Element and coordinate entries
* begin *
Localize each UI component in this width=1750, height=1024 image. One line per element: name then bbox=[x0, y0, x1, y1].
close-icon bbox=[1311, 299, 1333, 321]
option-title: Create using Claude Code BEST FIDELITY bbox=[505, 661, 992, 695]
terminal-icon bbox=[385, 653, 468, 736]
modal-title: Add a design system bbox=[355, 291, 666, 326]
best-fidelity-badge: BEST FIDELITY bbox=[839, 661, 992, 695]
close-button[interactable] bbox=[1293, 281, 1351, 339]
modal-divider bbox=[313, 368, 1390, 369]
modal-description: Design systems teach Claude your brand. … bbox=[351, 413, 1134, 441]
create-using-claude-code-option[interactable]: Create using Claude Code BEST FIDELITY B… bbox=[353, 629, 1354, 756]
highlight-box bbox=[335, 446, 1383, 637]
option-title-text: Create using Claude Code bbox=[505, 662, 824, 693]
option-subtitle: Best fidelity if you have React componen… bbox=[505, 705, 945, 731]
* end *
> Objective:
Can you write out every entry above again, substituting "interface element" for "UI component" and leaving everything else unchanged?

> Answer:
Localize each interface element in this width=1750, height=1024 image. One line per element: name then bbox=[x0, y0, x1, y1].
close-icon bbox=[1311, 299, 1333, 321]
option-title: Create using Claude Code BEST FIDELITY bbox=[505, 661, 992, 695]
terminal-icon bbox=[385, 653, 468, 736]
modal-title: Add a design system bbox=[355, 291, 666, 326]
best-fidelity-badge: BEST FIDELITY bbox=[839, 661, 992, 695]
close-button[interactable] bbox=[1293, 281, 1351, 339]
modal-divider bbox=[313, 368, 1390, 369]
modal-description: Design systems teach Claude your brand. … bbox=[351, 413, 1134, 441]
create-using-claude-code-option[interactable]: Create using Claude Code BEST FIDELITY B… bbox=[353, 629, 1354, 756]
highlight-box bbox=[335, 446, 1383, 637]
option-title-text: Create using Claude Code bbox=[505, 662, 824, 693]
option-subtitle: Best fidelity if you have React componen… bbox=[505, 705, 945, 731]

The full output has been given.